**Document text**
━━━━━━━━━━━━━━━━

My tapestries tell stories of the human being and life. With symbolism, I want to make pictures with small, concrete things using moments and atmospheres in a person’s life, so that they form a metaphor of something greater. In my art I depict human growth and life’s complexity and emotions poetically. I feel that even sad things are more easily approachable in textile because the material itself holds optimistic and soft values.

 

 

Jane Kidd, Canada
Wonderland Series: Curiouser and Curiouser #2
18” x 72” x 14,” wool, rayon, cotton, wooden shelf, photo: John Cameron

My work reflects the complications and contradictions of issues with which we live. Through symbolic imagery, materials and the labour intensive process of hand weaving, I call attention to the precarious nature of our environment. Wonderland: Curiouser and Curiouser # 2 considers the effect of pesticides and herbicides on our environment and continues my exploration of human / nature relationships. The work begins with the barely visible chemical formulas for two widely used herbicides, then unrolls to expose a dark and shadowed abstract landscape and the silhouette of dying plants. Near the end of the work attention is focused on an image of a mutated amphibian skeleton and a tattered fragment of a butterfly wing. These images suggest the dangers posed by agrochemicals leaching into the watersheds and pollen that may contain bacterial toxin. Are we creating a future Wonderland, or will we be trapped in a nightmare?

 

Monique Lehman, USA
Two Birds
60” x 60” x 3,” wool and cotton, photo: Monique Lehman

Warp and weft are terms for the two basic components used in weaving to turn yarn into fabric. The warp yarns are held stationary in tension on a frame or loom while the transverse weft is drawn through and inserted over-and-under the warp. My new tapestries are woven on the warp which is changing its angle constantly and discontinuous weft yarns create new sculptural, unpredictable forms.

━━━━━━━━━━━━━━━━

**Required actions**
1. From the lines in the tapestry text that give each work's size, list every material named, with each material listed once.
2. Keep writing the tapestry text, picking up right after its last sentence.

**Document layout detection data**
━━━━━━━━━━━━━━━━

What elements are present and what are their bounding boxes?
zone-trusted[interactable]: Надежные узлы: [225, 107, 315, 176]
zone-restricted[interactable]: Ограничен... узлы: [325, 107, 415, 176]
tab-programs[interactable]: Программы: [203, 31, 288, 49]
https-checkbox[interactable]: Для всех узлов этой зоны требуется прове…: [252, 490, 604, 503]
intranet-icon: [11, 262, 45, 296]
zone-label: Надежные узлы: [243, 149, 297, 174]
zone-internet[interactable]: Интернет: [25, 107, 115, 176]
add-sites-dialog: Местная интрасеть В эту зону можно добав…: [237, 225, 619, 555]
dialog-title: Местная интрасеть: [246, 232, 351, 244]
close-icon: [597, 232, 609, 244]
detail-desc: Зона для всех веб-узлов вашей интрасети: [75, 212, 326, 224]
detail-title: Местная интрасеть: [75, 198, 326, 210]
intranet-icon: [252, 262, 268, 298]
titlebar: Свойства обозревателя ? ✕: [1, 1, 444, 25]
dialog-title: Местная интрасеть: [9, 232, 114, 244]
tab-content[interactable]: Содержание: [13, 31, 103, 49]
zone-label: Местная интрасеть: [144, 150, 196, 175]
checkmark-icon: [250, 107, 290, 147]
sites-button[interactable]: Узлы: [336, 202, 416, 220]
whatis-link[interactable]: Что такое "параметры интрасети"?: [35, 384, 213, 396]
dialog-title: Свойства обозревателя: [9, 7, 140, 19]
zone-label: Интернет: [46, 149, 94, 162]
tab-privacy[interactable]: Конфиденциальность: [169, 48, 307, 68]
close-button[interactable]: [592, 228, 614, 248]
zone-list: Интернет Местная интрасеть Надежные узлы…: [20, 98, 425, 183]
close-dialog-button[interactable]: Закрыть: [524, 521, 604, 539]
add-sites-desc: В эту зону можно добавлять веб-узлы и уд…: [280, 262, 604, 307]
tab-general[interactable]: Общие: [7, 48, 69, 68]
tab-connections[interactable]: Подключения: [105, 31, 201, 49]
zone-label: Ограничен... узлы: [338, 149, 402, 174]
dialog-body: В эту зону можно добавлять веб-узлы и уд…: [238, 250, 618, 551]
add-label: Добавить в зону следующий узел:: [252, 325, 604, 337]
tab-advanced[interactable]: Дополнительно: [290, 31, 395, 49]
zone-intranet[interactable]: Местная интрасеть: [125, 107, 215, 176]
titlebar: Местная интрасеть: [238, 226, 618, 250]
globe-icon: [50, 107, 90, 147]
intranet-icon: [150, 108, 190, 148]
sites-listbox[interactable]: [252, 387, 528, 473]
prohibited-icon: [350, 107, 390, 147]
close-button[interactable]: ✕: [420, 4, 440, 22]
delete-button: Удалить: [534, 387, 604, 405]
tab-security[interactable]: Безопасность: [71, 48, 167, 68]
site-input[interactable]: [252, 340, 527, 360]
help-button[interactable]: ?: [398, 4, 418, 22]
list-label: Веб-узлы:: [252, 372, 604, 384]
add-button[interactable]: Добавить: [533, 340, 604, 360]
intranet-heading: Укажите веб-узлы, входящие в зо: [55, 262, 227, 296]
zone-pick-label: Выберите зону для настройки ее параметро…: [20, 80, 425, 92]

━━━━━━━━━━━━━━━━

**Answers below**
1. wool, rayon, cotton, wooden shelf

2.
 

 

Cynthia Martinez, USA
Nebula
34” x 39” x 5,” handwoven jute on cotton warp, enamel paint, photo: C J Martinez

My artwork is influenced by the many environmental issues that are impacting and shaping the world we live in. Using various types of fibers and materials I weave an array of fluid shapes and shifting textures to communicate my contemporary interpretations of the changing nature of our world. I often like to portray these issues on a local level, but occasionally on a more global level, which I find can increase focus, rather than dilute it. My piece, Nebula, takes that thought to the extreme. Nebula represents my perspective of our global indifference to the environmental challenges we face today. In the vastness of space, our planet is but one speck of dust making up our galaxy. In a universe that gauges time in eons, our opportunity to act is brief, and must not be wasted.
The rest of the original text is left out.